-- start Data provided --

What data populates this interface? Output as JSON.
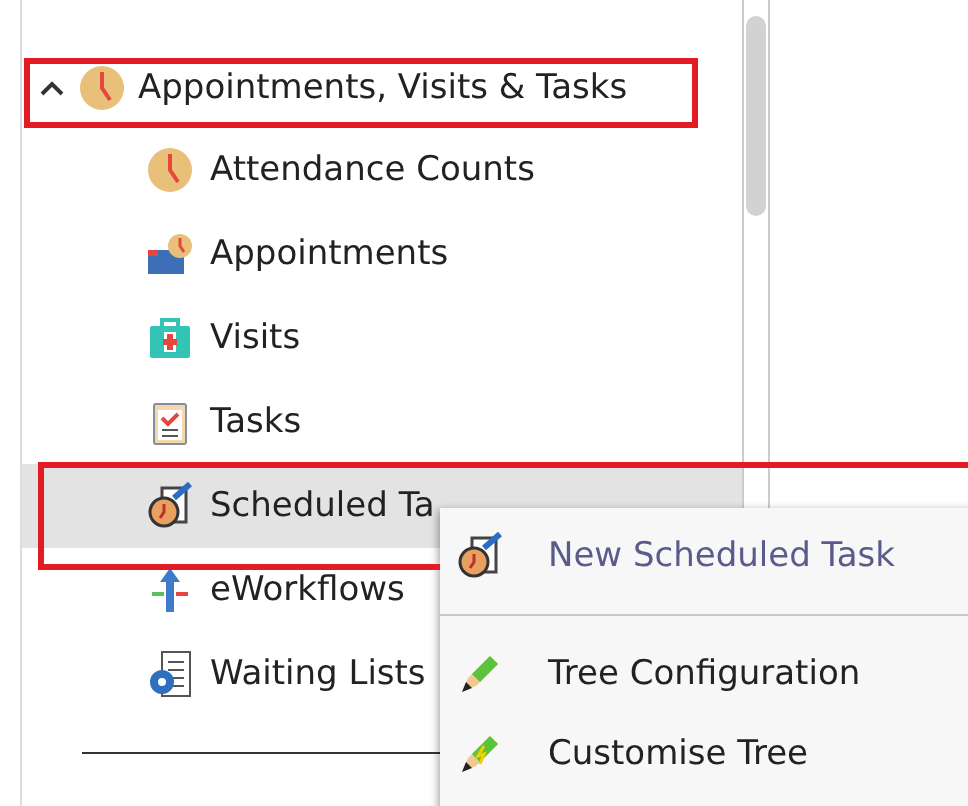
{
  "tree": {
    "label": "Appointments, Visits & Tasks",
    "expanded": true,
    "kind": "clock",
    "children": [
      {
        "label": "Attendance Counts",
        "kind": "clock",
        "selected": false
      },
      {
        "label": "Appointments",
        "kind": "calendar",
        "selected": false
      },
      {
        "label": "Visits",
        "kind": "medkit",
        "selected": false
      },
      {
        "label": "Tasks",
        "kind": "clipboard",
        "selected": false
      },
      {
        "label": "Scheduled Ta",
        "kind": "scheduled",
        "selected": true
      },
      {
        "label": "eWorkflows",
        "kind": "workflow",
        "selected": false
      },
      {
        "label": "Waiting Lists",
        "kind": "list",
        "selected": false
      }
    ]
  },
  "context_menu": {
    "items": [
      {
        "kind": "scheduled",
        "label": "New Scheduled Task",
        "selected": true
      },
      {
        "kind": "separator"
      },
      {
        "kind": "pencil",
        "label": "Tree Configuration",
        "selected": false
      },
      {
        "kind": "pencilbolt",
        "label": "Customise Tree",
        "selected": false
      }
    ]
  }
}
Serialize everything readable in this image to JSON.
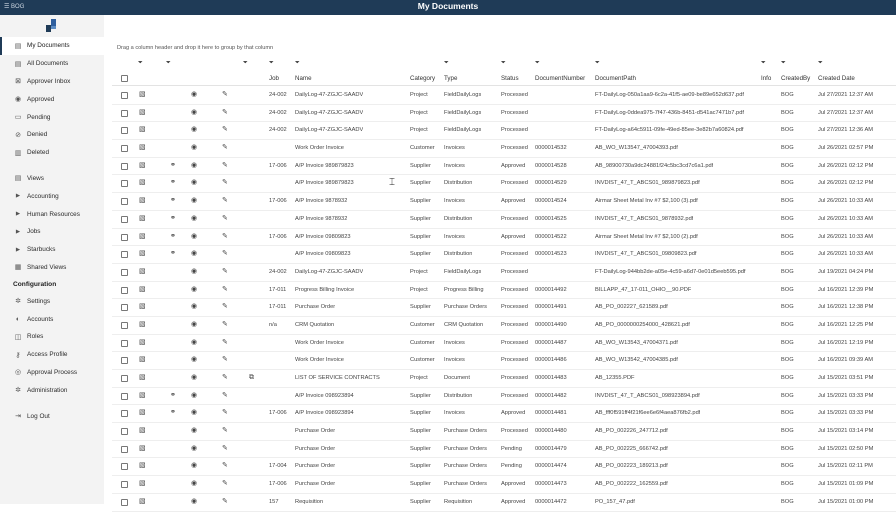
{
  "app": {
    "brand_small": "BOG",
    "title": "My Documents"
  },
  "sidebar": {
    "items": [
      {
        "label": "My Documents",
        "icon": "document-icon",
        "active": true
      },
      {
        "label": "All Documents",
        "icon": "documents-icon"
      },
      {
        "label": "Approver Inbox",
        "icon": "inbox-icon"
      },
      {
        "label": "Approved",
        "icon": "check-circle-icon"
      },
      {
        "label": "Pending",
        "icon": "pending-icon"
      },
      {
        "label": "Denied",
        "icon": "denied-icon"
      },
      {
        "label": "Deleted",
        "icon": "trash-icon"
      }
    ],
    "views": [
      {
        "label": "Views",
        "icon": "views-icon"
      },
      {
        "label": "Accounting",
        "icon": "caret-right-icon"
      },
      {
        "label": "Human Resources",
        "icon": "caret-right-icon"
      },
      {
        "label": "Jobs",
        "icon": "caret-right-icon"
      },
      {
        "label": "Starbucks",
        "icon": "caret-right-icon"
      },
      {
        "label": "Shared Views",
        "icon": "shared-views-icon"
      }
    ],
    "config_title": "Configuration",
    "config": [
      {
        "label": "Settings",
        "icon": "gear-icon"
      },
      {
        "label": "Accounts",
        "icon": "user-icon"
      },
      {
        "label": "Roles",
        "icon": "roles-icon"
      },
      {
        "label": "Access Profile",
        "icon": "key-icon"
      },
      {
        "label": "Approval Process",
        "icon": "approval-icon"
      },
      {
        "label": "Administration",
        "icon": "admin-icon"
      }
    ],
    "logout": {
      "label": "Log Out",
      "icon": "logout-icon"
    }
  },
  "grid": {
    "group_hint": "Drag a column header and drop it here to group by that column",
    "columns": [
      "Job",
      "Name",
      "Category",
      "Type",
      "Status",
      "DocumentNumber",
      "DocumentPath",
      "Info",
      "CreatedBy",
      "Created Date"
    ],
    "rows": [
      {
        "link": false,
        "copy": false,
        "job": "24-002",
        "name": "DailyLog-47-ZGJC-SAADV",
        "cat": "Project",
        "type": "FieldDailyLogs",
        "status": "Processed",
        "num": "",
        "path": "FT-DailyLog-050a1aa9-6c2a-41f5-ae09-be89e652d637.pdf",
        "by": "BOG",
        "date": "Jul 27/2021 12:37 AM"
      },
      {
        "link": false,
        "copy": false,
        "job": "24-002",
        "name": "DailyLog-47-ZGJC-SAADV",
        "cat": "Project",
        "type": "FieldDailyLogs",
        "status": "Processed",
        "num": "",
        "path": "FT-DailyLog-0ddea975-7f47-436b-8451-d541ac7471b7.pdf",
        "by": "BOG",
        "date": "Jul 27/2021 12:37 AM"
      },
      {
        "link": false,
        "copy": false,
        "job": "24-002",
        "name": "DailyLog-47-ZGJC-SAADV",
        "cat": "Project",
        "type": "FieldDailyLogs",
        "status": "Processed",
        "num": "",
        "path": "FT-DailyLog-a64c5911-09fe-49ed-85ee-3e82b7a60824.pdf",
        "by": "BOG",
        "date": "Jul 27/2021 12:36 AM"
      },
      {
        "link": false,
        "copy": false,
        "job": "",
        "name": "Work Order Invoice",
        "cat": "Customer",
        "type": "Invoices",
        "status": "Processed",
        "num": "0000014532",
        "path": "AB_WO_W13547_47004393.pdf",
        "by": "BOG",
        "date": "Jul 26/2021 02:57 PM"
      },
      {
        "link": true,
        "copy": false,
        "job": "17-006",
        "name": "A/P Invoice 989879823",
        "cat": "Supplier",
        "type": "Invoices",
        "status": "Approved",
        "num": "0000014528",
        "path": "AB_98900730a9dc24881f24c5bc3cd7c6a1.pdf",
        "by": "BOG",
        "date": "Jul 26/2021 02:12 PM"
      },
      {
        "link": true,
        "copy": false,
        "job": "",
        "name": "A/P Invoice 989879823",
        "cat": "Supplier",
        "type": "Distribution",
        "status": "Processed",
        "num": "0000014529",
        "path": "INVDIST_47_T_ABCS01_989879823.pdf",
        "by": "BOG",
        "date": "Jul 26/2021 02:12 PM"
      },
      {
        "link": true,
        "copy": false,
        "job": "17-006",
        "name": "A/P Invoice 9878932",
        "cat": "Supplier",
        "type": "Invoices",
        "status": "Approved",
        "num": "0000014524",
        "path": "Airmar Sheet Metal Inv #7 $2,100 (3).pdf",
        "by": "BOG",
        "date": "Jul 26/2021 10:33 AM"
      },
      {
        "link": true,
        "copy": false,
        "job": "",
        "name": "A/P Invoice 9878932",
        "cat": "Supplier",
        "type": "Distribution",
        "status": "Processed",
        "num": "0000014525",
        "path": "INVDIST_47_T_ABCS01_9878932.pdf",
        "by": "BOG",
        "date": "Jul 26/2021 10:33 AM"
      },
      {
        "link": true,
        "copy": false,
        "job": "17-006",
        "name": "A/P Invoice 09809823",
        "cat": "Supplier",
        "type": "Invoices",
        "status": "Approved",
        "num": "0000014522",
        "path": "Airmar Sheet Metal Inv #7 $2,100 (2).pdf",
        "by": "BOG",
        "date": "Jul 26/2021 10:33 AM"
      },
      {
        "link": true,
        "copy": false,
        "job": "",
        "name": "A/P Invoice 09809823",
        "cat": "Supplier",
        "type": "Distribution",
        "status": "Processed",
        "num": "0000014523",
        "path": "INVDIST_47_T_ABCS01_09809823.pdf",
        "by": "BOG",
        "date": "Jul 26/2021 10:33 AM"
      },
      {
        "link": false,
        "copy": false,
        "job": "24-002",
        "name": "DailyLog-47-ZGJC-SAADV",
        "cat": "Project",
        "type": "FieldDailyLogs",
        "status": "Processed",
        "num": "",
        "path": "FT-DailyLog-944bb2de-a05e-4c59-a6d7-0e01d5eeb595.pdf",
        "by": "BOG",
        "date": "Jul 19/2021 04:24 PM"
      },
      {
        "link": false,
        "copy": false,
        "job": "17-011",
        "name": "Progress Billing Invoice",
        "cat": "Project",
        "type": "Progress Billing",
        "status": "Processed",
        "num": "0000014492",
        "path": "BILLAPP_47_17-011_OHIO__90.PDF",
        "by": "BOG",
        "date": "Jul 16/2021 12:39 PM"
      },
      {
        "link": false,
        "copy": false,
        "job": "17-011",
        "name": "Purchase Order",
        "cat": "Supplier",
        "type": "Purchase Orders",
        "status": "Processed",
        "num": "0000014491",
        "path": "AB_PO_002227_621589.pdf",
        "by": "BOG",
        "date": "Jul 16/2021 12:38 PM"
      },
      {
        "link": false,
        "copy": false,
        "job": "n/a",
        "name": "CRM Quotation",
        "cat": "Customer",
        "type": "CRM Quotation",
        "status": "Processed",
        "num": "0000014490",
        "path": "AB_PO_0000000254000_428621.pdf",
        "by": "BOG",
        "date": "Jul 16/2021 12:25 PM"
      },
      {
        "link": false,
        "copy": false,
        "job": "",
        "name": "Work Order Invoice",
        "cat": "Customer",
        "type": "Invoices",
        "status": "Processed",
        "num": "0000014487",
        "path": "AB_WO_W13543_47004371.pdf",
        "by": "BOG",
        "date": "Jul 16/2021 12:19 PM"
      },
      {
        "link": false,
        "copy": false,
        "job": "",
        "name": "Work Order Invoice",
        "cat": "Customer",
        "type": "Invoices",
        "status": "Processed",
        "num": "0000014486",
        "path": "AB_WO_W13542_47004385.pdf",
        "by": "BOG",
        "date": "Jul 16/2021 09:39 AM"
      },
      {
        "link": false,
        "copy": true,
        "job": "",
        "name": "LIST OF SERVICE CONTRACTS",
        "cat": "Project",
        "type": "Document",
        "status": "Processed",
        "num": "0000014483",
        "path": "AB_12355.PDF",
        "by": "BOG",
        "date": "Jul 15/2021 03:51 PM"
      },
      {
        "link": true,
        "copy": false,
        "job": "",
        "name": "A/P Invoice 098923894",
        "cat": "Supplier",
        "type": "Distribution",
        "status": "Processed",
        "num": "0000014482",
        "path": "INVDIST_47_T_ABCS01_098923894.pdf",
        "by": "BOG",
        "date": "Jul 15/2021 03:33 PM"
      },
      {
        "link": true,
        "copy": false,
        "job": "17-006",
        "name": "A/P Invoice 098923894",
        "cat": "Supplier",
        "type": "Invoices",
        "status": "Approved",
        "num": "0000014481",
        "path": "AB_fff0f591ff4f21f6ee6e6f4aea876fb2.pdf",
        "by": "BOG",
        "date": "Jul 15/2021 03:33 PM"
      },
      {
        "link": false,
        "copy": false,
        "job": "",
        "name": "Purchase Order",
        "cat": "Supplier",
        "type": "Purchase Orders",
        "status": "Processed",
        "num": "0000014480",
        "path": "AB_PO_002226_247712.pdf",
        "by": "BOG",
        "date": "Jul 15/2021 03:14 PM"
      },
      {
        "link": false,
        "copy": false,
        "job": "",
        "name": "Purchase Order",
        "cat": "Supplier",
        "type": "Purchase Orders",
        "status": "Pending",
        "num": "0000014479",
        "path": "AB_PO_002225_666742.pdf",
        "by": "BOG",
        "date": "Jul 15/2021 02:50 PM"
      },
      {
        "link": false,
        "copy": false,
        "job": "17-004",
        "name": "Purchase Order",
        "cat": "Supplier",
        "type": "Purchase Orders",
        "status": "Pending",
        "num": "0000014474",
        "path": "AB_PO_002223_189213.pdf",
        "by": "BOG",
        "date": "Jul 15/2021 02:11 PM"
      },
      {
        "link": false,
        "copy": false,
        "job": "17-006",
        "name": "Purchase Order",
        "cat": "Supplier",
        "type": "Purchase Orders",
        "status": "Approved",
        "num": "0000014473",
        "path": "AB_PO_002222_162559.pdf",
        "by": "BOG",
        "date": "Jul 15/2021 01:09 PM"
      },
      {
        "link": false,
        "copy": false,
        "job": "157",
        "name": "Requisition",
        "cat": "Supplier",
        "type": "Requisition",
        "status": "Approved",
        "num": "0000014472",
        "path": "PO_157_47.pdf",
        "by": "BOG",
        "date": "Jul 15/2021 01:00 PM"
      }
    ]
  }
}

-- end Data provided --
-- start Data provided --

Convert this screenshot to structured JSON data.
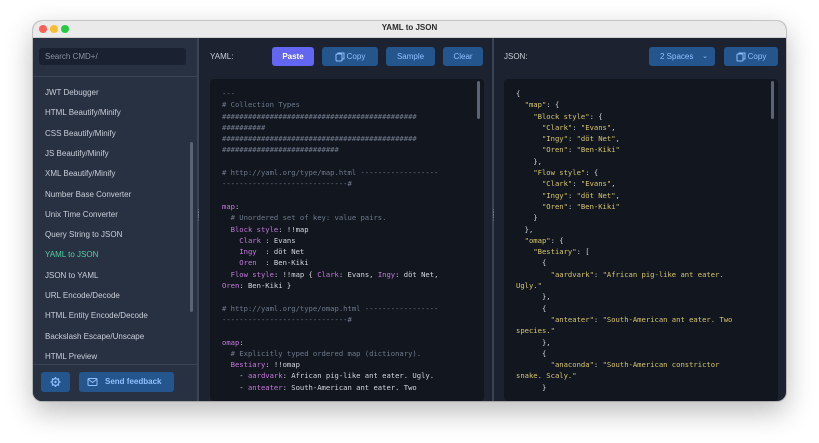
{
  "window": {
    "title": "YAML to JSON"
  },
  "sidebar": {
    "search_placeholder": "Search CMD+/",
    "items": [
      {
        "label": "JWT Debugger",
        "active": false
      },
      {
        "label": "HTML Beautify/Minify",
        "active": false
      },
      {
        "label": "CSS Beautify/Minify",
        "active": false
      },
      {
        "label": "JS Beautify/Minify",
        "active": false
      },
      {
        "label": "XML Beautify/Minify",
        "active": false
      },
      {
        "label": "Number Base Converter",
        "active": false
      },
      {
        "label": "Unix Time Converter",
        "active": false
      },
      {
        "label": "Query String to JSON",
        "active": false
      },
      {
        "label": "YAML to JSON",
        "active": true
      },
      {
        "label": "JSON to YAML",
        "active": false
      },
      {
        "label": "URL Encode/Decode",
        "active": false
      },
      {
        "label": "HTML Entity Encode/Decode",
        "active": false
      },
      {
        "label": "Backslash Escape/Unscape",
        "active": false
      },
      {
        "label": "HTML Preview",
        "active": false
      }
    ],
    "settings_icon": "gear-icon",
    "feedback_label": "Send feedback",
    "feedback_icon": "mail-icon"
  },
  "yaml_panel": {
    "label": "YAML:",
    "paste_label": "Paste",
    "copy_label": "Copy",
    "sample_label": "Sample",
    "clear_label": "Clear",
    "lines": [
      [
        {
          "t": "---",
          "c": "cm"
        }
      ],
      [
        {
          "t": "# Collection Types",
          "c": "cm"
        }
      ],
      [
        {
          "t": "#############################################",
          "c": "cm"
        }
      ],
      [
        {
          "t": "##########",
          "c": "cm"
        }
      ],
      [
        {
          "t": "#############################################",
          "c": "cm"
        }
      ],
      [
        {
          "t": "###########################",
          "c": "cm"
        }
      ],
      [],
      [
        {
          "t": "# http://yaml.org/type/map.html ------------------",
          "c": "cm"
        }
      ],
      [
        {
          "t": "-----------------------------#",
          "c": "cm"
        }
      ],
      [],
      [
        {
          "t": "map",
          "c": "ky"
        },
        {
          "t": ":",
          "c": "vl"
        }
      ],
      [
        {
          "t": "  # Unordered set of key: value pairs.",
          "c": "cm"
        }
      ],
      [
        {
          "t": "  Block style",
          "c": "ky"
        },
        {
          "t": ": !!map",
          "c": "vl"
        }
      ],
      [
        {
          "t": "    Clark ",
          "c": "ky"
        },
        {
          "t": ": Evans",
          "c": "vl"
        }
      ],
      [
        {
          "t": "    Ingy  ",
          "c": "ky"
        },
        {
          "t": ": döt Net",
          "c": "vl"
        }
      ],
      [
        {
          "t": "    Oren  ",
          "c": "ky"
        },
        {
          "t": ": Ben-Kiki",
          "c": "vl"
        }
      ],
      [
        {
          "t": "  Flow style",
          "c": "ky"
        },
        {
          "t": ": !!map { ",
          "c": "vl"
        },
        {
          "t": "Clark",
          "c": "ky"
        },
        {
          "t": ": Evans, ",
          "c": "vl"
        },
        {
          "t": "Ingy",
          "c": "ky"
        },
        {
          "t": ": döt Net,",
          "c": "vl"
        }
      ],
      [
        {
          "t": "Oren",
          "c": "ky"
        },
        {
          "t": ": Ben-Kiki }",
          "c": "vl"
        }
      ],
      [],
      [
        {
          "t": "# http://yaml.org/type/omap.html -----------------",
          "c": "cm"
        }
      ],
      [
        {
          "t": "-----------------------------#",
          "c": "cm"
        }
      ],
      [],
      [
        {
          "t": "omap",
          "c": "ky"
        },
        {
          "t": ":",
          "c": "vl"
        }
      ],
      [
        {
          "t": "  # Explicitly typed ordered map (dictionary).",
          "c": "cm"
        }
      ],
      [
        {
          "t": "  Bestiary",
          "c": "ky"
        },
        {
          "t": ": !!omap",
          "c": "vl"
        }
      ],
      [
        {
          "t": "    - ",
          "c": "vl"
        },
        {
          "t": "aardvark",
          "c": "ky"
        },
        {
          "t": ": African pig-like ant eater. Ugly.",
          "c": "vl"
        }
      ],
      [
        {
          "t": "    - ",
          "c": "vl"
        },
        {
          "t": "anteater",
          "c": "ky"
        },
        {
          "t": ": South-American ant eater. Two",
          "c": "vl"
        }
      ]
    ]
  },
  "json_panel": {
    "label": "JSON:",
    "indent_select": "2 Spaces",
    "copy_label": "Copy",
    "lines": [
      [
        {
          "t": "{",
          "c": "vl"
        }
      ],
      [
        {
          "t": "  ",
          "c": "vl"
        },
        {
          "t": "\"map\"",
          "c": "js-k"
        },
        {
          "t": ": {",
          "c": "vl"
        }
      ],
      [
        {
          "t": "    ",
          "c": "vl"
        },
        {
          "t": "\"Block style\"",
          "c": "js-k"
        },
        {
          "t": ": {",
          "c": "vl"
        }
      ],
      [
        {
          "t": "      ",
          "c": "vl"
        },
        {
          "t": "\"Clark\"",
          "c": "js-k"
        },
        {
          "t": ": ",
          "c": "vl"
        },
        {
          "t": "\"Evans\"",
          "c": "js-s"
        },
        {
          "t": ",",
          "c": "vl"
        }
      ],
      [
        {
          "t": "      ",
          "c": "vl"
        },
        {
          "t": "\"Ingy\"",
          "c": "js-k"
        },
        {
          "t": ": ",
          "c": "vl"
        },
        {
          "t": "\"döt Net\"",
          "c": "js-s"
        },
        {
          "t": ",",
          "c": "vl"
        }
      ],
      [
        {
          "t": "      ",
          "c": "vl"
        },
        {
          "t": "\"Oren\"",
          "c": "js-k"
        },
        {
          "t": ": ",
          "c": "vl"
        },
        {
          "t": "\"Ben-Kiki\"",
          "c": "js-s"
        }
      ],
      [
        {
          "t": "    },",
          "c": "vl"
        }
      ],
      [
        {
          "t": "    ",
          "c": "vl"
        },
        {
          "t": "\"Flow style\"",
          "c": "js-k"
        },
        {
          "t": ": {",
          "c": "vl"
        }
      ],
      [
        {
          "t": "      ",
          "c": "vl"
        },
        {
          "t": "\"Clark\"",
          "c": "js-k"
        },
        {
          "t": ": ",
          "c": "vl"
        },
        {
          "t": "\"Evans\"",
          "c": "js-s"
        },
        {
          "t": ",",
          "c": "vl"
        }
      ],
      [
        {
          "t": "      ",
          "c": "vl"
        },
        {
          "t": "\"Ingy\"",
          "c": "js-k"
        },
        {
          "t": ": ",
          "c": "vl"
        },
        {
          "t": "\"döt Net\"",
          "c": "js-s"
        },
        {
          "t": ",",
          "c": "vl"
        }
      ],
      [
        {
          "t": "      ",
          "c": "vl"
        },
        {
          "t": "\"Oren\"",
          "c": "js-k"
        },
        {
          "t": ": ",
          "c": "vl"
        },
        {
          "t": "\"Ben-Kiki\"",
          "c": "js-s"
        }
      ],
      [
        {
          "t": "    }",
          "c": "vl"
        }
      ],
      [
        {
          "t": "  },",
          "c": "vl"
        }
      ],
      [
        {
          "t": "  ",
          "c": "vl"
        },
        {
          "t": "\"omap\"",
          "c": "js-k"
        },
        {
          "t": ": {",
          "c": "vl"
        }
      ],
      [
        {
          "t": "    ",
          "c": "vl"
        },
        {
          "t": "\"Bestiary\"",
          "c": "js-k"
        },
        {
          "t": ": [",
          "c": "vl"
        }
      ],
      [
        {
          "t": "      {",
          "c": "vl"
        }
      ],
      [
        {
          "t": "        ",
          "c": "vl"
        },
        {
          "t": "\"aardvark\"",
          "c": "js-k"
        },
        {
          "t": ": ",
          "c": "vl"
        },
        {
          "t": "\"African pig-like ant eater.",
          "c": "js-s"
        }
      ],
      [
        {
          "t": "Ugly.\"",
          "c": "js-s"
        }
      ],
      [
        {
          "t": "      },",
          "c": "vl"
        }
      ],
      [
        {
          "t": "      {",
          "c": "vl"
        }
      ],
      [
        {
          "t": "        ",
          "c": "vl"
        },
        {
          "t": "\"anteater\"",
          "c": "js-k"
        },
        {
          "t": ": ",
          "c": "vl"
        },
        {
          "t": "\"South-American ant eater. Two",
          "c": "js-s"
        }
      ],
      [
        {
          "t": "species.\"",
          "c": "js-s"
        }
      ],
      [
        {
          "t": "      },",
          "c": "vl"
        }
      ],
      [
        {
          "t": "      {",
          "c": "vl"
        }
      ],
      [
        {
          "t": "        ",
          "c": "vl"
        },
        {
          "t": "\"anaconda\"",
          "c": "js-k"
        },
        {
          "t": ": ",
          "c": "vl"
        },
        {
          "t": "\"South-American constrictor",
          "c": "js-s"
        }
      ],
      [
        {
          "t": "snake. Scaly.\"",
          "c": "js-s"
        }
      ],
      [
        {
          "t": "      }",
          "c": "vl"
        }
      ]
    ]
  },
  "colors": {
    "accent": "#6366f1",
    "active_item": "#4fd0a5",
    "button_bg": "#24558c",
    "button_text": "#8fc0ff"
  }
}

-- end Data provided --

● **Challenge**:
Find the lines above that contain the word "Converter" and collect them.

● **Correct answer**:
        "label": "Number Base Converter",
        "label": "Unix Time Converter",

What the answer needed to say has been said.